### Document passage ###

I think I just sent it to you. I also put it up on the program archives. Prisms is the actual engine, while Cubes is a program that called the engine as a subprogram; all Prisms does is draw the prism. In cubes, you define size of the prism to be drawn and you get to move it around in a virtual virtual 3d world. (There isn't an actual virtual world, it only gives the appearance of one) H= height, W=width, D=depth, and S=solid(0 for a transparent prism, 1 for a solid one.)
If you so desired to use the engine yourself, here are four very important tidbits to remember.
1. Include this at the begging of the program:
94→Xmax
0→Ymin
62→Ymax
AxesOff
LabelOff
ExprOff
GridOff
FnOff
Degree
Float
2. "send" the engine L₂ in this format:
{x coordinate, y coordinate, width, height, depth, solid}
3. Store the X and Y coordinates of the vanishing point into V and W, respectively.

### Dataset entries ###

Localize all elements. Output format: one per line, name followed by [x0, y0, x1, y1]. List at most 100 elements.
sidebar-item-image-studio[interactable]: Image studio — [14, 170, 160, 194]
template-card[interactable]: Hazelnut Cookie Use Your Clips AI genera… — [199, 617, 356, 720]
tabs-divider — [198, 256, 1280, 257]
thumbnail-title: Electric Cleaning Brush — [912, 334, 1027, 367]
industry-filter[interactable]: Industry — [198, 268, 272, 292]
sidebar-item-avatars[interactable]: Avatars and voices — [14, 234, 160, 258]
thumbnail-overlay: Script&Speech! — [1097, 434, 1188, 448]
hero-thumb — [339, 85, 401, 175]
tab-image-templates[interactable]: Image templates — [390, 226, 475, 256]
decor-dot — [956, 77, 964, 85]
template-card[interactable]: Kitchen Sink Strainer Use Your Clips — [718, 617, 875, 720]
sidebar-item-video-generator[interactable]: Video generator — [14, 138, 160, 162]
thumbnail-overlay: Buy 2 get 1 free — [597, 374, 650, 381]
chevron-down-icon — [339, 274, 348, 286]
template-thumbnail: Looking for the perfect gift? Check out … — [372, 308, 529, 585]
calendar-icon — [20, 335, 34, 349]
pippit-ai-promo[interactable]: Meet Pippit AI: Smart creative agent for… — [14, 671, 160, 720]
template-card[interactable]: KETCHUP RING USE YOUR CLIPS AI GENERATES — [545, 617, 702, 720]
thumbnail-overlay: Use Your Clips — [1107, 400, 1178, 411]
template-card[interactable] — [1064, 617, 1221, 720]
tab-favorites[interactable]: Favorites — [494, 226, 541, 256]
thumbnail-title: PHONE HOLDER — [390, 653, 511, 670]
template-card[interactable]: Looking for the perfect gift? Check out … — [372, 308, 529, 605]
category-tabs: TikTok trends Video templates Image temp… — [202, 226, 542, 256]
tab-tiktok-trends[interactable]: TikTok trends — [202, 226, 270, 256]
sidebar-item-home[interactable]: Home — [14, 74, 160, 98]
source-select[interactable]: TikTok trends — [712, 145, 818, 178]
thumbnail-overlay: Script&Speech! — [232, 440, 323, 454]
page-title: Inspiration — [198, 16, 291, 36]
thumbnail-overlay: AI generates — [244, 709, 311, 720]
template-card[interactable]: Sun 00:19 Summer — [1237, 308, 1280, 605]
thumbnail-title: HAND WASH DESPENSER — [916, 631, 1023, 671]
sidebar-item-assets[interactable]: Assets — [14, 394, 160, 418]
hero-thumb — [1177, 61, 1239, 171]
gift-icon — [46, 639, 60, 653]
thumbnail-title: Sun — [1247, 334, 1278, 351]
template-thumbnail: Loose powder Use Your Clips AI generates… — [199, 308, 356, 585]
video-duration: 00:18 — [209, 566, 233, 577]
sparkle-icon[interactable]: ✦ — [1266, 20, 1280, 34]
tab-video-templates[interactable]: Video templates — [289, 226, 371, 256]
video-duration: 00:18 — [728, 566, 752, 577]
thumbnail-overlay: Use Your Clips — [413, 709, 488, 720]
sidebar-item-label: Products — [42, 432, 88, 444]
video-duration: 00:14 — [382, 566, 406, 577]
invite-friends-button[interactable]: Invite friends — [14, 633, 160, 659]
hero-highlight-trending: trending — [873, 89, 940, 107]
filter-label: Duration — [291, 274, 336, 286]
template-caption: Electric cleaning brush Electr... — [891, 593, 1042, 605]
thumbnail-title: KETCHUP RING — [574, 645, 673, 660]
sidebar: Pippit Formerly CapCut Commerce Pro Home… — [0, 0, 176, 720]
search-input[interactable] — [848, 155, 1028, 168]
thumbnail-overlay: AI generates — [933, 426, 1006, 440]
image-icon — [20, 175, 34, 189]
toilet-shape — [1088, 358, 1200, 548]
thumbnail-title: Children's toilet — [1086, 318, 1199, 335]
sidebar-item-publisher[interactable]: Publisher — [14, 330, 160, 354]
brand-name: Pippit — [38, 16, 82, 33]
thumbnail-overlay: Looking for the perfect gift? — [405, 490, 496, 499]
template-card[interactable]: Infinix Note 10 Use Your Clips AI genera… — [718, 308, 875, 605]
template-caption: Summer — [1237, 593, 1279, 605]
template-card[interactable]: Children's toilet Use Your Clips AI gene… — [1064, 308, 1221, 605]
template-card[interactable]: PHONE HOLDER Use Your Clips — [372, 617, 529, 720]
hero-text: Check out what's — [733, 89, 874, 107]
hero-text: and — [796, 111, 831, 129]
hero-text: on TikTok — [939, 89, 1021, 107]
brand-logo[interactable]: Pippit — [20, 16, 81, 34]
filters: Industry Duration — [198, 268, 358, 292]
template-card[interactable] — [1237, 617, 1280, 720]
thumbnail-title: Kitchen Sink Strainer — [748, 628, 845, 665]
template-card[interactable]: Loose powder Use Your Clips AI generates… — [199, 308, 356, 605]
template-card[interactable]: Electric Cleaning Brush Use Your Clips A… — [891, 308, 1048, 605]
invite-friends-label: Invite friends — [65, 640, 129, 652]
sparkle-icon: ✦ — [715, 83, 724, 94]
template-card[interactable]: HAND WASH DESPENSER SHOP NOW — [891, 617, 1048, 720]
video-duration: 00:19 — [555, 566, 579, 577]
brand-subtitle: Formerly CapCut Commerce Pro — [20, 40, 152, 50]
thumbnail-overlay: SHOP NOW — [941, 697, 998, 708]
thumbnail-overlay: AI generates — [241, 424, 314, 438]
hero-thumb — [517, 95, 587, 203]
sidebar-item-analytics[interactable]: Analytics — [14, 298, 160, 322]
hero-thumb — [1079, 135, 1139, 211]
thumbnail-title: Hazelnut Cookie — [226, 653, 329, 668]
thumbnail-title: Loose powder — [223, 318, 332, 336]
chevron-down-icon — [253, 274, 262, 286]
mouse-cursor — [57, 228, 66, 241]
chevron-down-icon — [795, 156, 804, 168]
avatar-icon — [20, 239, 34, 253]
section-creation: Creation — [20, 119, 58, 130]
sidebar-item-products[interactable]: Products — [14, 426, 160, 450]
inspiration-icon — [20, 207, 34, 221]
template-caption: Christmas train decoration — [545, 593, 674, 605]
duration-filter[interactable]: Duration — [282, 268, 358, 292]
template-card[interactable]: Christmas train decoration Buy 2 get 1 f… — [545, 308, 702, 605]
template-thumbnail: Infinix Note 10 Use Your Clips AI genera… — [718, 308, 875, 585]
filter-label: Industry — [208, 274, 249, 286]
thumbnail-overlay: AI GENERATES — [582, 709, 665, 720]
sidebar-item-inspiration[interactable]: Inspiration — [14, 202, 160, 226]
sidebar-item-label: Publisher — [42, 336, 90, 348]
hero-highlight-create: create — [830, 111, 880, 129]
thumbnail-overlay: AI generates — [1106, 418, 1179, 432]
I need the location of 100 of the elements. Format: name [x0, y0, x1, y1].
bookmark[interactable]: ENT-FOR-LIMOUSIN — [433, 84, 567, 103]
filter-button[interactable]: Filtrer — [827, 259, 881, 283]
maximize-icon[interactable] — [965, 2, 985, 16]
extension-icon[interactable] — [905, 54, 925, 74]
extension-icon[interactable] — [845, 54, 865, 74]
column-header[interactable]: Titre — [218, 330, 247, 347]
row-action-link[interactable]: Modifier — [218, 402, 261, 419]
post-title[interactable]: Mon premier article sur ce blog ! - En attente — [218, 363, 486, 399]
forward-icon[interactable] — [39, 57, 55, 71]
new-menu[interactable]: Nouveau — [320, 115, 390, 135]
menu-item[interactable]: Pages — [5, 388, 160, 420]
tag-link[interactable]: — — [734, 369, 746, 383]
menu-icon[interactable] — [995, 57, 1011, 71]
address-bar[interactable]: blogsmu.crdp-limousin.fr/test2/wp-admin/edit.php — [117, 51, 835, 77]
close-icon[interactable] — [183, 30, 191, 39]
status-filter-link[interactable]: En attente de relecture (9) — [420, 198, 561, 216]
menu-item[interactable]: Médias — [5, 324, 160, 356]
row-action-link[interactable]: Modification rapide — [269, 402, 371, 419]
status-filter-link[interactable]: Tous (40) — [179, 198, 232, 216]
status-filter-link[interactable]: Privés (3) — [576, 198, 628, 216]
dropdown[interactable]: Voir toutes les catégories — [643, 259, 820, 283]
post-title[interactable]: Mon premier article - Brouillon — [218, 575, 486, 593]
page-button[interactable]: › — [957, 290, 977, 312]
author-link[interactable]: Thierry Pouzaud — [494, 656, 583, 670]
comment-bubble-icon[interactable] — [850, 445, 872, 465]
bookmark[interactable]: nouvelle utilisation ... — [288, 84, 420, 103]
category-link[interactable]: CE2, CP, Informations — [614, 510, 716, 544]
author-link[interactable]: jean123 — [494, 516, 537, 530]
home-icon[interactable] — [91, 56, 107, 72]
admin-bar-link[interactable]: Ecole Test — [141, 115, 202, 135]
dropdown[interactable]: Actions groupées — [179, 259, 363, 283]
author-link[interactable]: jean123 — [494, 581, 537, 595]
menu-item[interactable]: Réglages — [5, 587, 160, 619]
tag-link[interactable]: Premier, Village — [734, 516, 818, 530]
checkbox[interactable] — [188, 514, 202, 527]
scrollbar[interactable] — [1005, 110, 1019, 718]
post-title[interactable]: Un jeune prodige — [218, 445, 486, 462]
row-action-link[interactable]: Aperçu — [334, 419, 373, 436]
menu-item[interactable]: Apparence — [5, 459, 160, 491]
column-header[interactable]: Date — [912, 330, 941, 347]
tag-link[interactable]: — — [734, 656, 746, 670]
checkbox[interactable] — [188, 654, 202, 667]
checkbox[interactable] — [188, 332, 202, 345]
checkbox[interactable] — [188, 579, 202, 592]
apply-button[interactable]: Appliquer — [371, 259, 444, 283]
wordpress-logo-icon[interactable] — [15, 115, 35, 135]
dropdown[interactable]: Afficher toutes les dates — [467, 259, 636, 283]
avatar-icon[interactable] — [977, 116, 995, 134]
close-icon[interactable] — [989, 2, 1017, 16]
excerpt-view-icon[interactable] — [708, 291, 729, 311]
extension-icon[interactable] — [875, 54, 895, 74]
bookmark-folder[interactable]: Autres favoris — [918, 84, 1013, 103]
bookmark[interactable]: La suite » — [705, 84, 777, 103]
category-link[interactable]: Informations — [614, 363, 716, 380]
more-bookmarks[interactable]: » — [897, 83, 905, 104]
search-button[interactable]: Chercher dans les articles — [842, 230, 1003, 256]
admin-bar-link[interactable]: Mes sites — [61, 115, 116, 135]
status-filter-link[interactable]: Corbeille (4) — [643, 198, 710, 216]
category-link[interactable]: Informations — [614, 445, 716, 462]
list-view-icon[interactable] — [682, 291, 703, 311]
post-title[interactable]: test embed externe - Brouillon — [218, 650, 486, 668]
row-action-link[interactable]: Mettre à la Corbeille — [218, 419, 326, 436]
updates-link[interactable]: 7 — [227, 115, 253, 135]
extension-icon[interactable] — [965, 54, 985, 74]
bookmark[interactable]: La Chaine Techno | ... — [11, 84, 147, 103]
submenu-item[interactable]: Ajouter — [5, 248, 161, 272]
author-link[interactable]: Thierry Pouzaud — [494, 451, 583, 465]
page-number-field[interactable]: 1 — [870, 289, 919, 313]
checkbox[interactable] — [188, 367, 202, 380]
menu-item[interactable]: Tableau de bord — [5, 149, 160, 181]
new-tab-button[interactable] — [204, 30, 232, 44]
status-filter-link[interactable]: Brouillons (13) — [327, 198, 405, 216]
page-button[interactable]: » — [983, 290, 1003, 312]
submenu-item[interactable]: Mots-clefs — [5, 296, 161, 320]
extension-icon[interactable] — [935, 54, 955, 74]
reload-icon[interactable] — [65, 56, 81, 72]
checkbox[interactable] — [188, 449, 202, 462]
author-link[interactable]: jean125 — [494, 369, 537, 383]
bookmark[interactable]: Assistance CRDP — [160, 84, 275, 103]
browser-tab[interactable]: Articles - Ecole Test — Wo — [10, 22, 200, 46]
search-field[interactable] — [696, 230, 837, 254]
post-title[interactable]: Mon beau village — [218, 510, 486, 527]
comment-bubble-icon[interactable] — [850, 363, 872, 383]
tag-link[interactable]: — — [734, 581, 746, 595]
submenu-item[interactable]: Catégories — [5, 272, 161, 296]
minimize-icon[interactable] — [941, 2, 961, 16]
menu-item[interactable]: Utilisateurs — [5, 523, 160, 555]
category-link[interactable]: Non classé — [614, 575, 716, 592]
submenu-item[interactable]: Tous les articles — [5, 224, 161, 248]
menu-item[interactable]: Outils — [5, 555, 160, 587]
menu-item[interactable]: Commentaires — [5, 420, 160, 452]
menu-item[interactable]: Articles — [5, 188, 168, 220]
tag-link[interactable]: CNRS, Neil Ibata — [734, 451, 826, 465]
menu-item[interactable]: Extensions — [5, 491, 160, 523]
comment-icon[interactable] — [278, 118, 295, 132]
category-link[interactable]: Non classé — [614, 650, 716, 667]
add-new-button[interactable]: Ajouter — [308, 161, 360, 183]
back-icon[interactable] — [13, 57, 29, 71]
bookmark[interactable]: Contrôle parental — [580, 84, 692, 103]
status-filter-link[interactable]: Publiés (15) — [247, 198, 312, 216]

###

§ Tasks for this exercise:
[a] Answer these from the post about the Prisms engine:
(i) What does the variable S stand for, and which values does it take?
(ii) What value goes into Ymax at the start of the program?
(iii) Where are the X and Y coordinates of the vanishing point stored?
[b] Extend the post about the Prisms engine from its last sentence.

§ Responses to the tasks:
[a]
(i) S stands for solid: 0 for a transparent prism, 1 for a solid one.
(ii) 62.
(iii) The X coordinate goes into V and the Y coordinate into W.

[b]
4. Remember that the engine currently uses the variables L₁, L₂ , S, T, N, O, I, J, V, W, and Theta
PS I know that the prisms begin to bow out if the depth is more than about 20. This is because it doesn't use true one-point perspective. It uses a little short-cut to make it faster; kind of like drawing two squares and connecting them to draw an ice cube, as opposed to taking every corner of it out to the vanishing point.
Also, do you think that I should post my lights-out game? It is text based, but uses that short assembly program for inverted text for highlighting. I'm not sure if it's worth posting.